### What you have to do
Restate all of the entries exactly, dropping any pictures they hold.

************

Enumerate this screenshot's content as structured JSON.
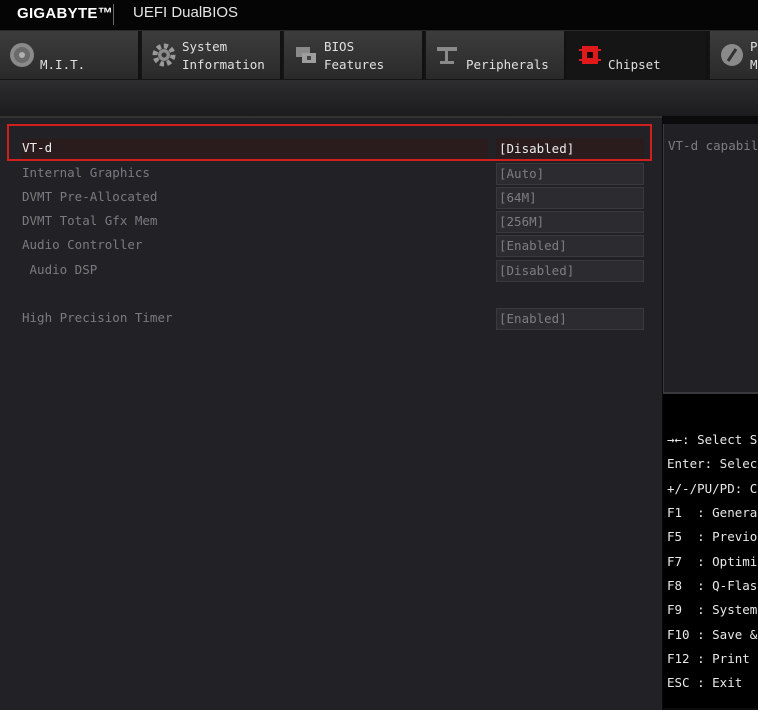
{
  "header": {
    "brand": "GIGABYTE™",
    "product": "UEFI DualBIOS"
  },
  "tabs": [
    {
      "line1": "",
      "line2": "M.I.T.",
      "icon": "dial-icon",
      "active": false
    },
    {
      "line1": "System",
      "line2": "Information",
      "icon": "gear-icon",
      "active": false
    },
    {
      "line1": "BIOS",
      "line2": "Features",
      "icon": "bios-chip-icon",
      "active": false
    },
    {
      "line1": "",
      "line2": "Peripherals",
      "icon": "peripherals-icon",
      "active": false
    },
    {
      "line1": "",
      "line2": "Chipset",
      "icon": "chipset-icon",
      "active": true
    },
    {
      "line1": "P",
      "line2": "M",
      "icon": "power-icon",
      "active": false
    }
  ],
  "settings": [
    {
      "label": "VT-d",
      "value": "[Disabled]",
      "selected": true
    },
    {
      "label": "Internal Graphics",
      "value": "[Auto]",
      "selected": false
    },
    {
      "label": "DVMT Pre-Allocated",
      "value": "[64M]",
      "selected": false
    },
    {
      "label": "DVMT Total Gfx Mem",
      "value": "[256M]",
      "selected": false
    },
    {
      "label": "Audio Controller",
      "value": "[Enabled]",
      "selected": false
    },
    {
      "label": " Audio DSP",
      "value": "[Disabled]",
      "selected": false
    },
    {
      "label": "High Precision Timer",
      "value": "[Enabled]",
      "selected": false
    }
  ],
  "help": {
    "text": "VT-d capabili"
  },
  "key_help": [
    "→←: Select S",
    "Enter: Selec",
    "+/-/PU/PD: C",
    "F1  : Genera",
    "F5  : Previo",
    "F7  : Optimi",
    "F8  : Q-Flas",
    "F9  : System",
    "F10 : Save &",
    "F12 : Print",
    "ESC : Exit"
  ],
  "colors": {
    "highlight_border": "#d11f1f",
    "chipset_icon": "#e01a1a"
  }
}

************

### Finished task
Enumerate this screenshot's content as structured JSON.
{
  "header": {
    "brand": "GIGABYTE™",
    "product": "UEFI DualBIOS"
  },
  "tabs": [
    {
      "line1": "",
      "line2": "M.I.T.",
      "icon": "dial-icon",
      "active": false
    },
    {
      "line1": "System",
      "line2": "Information",
      "icon": "gear-icon",
      "active": false
    },
    {
      "line1": "BIOS",
      "line2": "Features",
      "icon": "bios-chip-icon",
      "active": false
    },
    {
      "line1": "",
      "line2": "Peripherals",
      "icon": "peripherals-icon",
      "active": false
    },
    {
      "line1": "",
      "line2": "Chipset",
      "icon": "chipset-icon",
      "active": true
    },
    {
      "line1": "P",
      "line2": "M",
      "icon": "power-icon",
      "active": false
    }
  ],
  "settings": [
    {
      "label": "VT-d",
      "value": "[Disabled]",
      "selected": true
    },
    {
      "label": "Internal Graphics",
      "value": "[Auto]",
      "selected": false
    },
    {
      "label": "DVMT Pre-Allocated",
      "value": "[64M]",
      "selected": false
    },
    {
      "label": "DVMT Total Gfx Mem",
      "value": "[256M]",
      "selected": false
    },
    {
      "label": "Audio Controller",
      "value": "[Enabled]",
      "selected": false
    },
    {
      "label": " Audio DSP",
      "value": "[Disabled]",
      "selected": false
    },
    {
      "label": "High Precision Timer",
      "value": "[Enabled]",
      "selected": false
    }
  ],
  "help": {
    "text": "VT-d capabili"
  },
  "key_help": [
    "→←: Select S",
    "Enter: Selec",
    "+/-/PU/PD: C",
    "F1  : Genera",
    "F5  : Previo",
    "F7  : Optimi",
    "F8  : Q-Flas",
    "F9  : System",
    "F10 : Save &",
    "F12 : Print",
    "ESC : Exit"
  ],
  "colors": {
    "highlight_border": "#d11f1f",
    "chipset_icon": "#e01a1a"
  }
}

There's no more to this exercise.